— start Records for this exercise —

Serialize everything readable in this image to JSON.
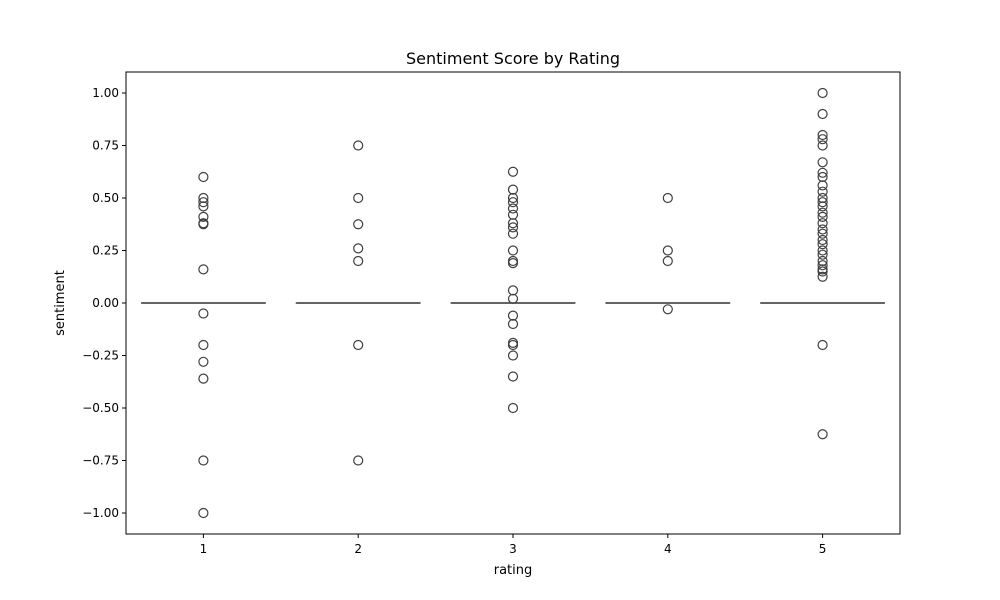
{
  "chart_data": {
    "type": "box",
    "title": "Sentiment Score by Rating",
    "xlabel": "rating",
    "ylabel": "sentiment",
    "categories": [
      "1",
      "2",
      "3",
      "4",
      "5"
    ],
    "ylim": [
      -1.1,
      1.1
    ],
    "yticks": [
      -1.0,
      -0.75,
      -0.5,
      -0.25,
      0.0,
      0.25,
      0.5,
      0.75,
      1.0
    ],
    "ytick_labels": [
      "−1.00",
      "−0.75",
      "−0.50",
      "−0.25",
      "0.00",
      "0.25",
      "0.50",
      "0.75",
      "1.00"
    ],
    "grid": false,
    "box_color": "#3f3f3f",
    "boxes": [
      {
        "category": "1",
        "q1": 0.0,
        "median": 0.0,
        "q3": 0.0,
        "whisker_low": 0.0,
        "whisker_high": 0.0,
        "outliers": [
          0.6,
          0.5,
          0.48,
          0.46,
          0.41,
          0.38,
          0.375,
          0.16,
          -0.05,
          -0.2,
          -0.28,
          -0.36,
          -0.75,
          -1.0
        ]
      },
      {
        "category": "2",
        "q1": 0.0,
        "median": 0.0,
        "q3": 0.0,
        "whisker_low": 0.0,
        "whisker_high": 0.0,
        "outliers": [
          0.75,
          0.5,
          0.375,
          0.26,
          0.2,
          -0.2,
          -0.75
        ]
      },
      {
        "category": "3",
        "q1": 0.0,
        "median": 0.0,
        "q3": 0.0,
        "whisker_low": 0.0,
        "whisker_high": 0.0,
        "outliers": [
          0.625,
          0.54,
          0.5,
          0.48,
          0.45,
          0.42,
          0.38,
          0.36,
          0.33,
          0.25,
          0.2,
          0.19,
          0.06,
          0.02,
          -0.06,
          -0.1,
          -0.19,
          -0.2,
          -0.25,
          -0.35,
          -0.5
        ]
      },
      {
        "category": "4",
        "q1": 0.0,
        "median": 0.0,
        "q3": 0.0,
        "whisker_low": 0.0,
        "whisker_high": 0.0,
        "outliers": [
          0.5,
          0.25,
          0.2,
          -0.03
        ]
      },
      {
        "category": "5",
        "q1": 0.0,
        "median": 0.0,
        "q3": 0.0,
        "whisker_low": 0.0,
        "whisker_high": 0.0,
        "outliers": [
          1.0,
          0.9,
          0.8,
          0.78,
          0.75,
          0.67,
          0.62,
          0.6,
          0.56,
          0.53,
          0.5,
          0.48,
          0.46,
          0.43,
          0.41,
          0.38,
          0.35,
          0.33,
          0.3,
          0.28,
          0.25,
          0.23,
          0.2,
          0.18,
          0.16,
          0.15,
          0.125,
          -0.2,
          -0.625
        ]
      }
    ]
  }
}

— end Records for this exercise —

**What to do:** Copy the material above exactly and drop the pictures.

**Exercise output:**
Serialize everything readable in this image to JSON.
{
  "chart_data": {
    "type": "box",
    "title": "Sentiment Score by Rating",
    "xlabel": "rating",
    "ylabel": "sentiment",
    "categories": [
      "1",
      "2",
      "3",
      "4",
      "5"
    ],
    "ylim": [
      -1.1,
      1.1
    ],
    "yticks": [
      -1.0,
      -0.75,
      -0.5,
      -0.25,
      0.0,
      0.25,
      0.5,
      0.75,
      1.0
    ],
    "ytick_labels": [
      "−1.00",
      "−0.75",
      "−0.50",
      "−0.25",
      "0.00",
      "0.25",
      "0.50",
      "0.75",
      "1.00"
    ],
    "grid": false,
    "box_color": "#3f3f3f",
    "boxes": [
      {
        "category": "1",
        "q1": 0.0,
        "median": 0.0,
        "q3": 0.0,
        "whisker_low": 0.0,
        "whisker_high": 0.0,
        "outliers": [
          0.6,
          0.5,
          0.48,
          0.46,
          0.41,
          0.38,
          0.375,
          0.16,
          -0.05,
          -0.2,
          -0.28,
          -0.36,
          -0.75,
          -1.0
        ]
      },
      {
        "category": "2",
        "q1": 0.0,
        "median": 0.0,
        "q3": 0.0,
        "whisker_low": 0.0,
        "whisker_high": 0.0,
        "outliers": [
          0.75,
          0.5,
          0.375,
          0.26,
          0.2,
          -0.2,
          -0.75
        ]
      },
      {
        "category": "3",
        "q1": 0.0,
        "median": 0.0,
        "q3": 0.0,
        "whisker_low": 0.0,
        "whisker_high": 0.0,
        "outliers": [
          0.625,
          0.54,
          0.5,
          0.48,
          0.45,
          0.42,
          0.38,
          0.36,
          0.33,
          0.25,
          0.2,
          0.19,
          0.06,
          0.02,
          -0.06,
          -0.1,
          -0.19,
          -0.2,
          -0.25,
          -0.35,
          -0.5
        ]
      },
      {
        "category": "4",
        "q1": 0.0,
        "median": 0.0,
        "q3": 0.0,
        "whisker_low": 0.0,
        "whisker_high": 0.0,
        "outliers": [
          0.5,
          0.25,
          0.2,
          -0.03
        ]
      },
      {
        "category": "5",
        "q1": 0.0,
        "median": 0.0,
        "q3": 0.0,
        "whisker_low": 0.0,
        "whisker_high": 0.0,
        "outliers": [
          1.0,
          0.9,
          0.8,
          0.78,
          0.75,
          0.67,
          0.62,
          0.6,
          0.56,
          0.53,
          0.5,
          0.48,
          0.46,
          0.43,
          0.41,
          0.38,
          0.35,
          0.33,
          0.3,
          0.28,
          0.25,
          0.23,
          0.2,
          0.18,
          0.16,
          0.15,
          0.125,
          -0.2,
          -0.625
        ]
      }
    ]
  }
}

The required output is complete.